> MATERIAL SHOWN:
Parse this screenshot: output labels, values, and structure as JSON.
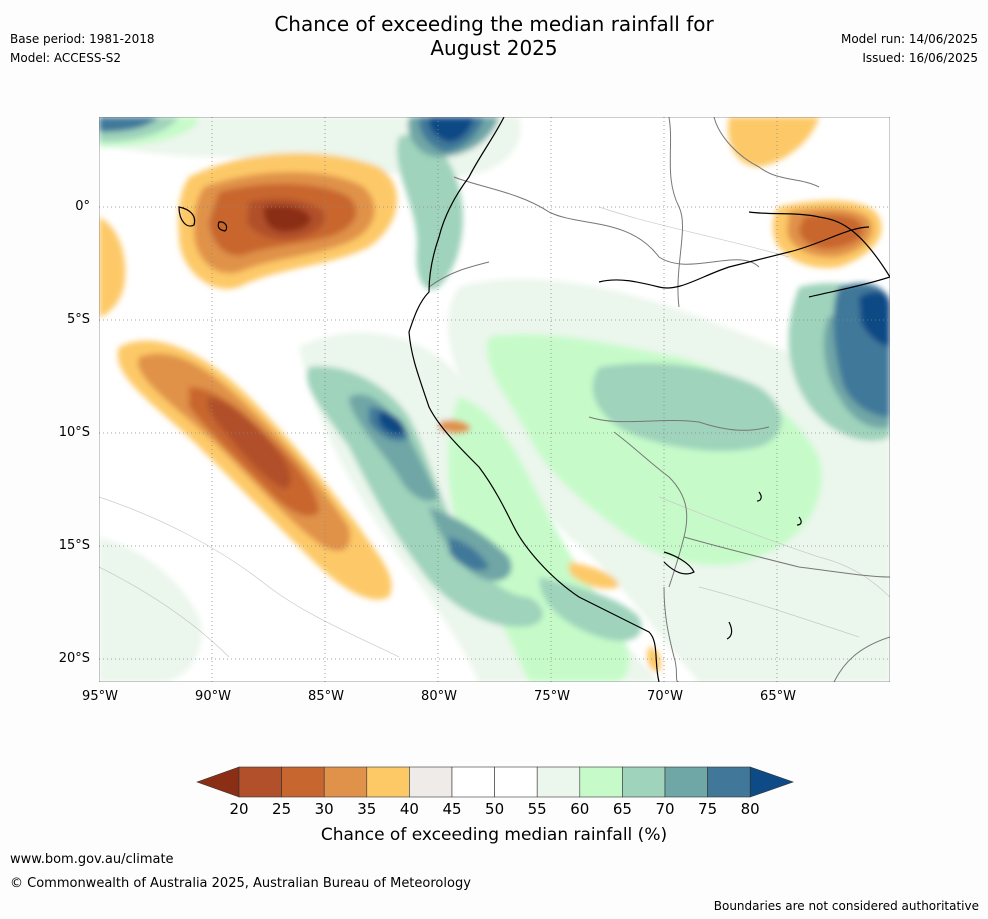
{
  "header": {
    "title_line1": "Chance of exceeding the median rainfall for",
    "title_line2": "August 2025",
    "base_period": "Base period: 1981-2018",
    "model": "Model: ACCESS-S2",
    "model_run": "Model run: 14/06/2025",
    "issued": "Issued: 16/06/2025"
  },
  "map": {
    "latitude_labels": [
      "0°",
      "5°S",
      "10°S",
      "15°S",
      "20°S"
    ],
    "longitude_labels": [
      "95°W",
      "90°W",
      "85°W",
      "80°W",
      "75°W",
      "70°W",
      "65°W"
    ]
  },
  "colorbar": {
    "ticks": [
      "20",
      "25",
      "30",
      "35",
      "40",
      "45",
      "50",
      "55",
      "60",
      "65",
      "70",
      "75",
      "80"
    ],
    "colors": [
      "#8b2e16",
      "#b1502a",
      "#c8662f",
      "#e0924a",
      "#fdc967",
      "#efebe8",
      "#ffffff",
      "#ffffff",
      "#ebf6ec",
      "#c6fbc9",
      "#9fd3bb",
      "#6fa6a6",
      "#41789a",
      "#0e4a85"
    ],
    "title": "Chance of exceeding median rainfall (%)"
  },
  "footer": {
    "website": "www.bom.gov.au/climate",
    "copyright": "© Commonwealth of Australia 2025, Australian Bureau of Meteorology",
    "disclaimer": "Boundaries are not considered authoritative"
  }
}
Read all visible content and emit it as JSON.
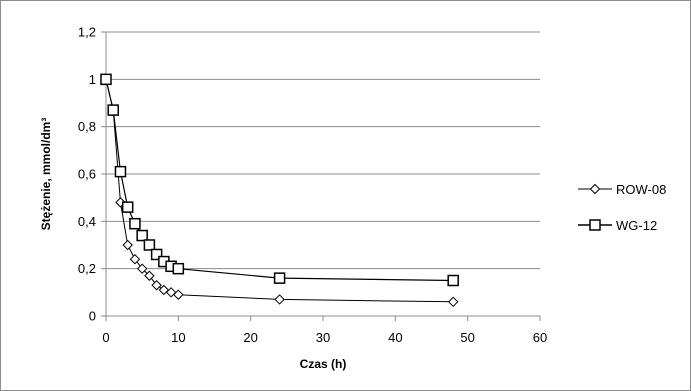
{
  "chart_data": {
    "type": "line",
    "title": "",
    "xlabel": "Czas (h)",
    "ylabel": "Stężenie, mmol/dm³",
    "xlim": [
      0,
      60
    ],
    "ylim": [
      0,
      1.2
    ],
    "x_ticks": [
      0,
      10,
      20,
      30,
      40,
      50,
      60
    ],
    "x_tick_labels": [
      "0",
      "10",
      "20",
      "30",
      "40",
      "50",
      "60"
    ],
    "y_ticks": [
      0,
      0.2,
      0.4,
      0.6,
      0.8,
      1.0,
      1.2
    ],
    "y_tick_labels": [
      "0",
      "0,2",
      "0,4",
      "0,6",
      "0,8",
      "1",
      "1,2"
    ],
    "grid": "horizontal",
    "legend_position": "right",
    "series": [
      {
        "name": "ROW-08",
        "marker": "diamond",
        "color": "#000000",
        "x": [
          0,
          1,
          2,
          3,
          4,
          5,
          6,
          7,
          8,
          9,
          10,
          24,
          48
        ],
        "y": [
          1.0,
          0.87,
          0.48,
          0.3,
          0.24,
          0.2,
          0.17,
          0.13,
          0.11,
          0.1,
          0.09,
          0.07,
          0.06
        ]
      },
      {
        "name": "WG-12",
        "marker": "square",
        "color": "#000000",
        "x": [
          0,
          1,
          2,
          3,
          4,
          5,
          6,
          7,
          8,
          9,
          10,
          24,
          48
        ],
        "y": [
          1.0,
          0.87,
          0.61,
          0.46,
          0.39,
          0.34,
          0.3,
          0.26,
          0.23,
          0.21,
          0.2,
          0.16,
          0.15
        ]
      }
    ]
  }
}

> DIRECTION: From the listing, copy every line where the string "rainfall" appears.

> TASK OUTPUT:
    "title_line1": "Chance of exceeding the median rainfall for",
    "title": "Chance of exceeding median rainfall (%)"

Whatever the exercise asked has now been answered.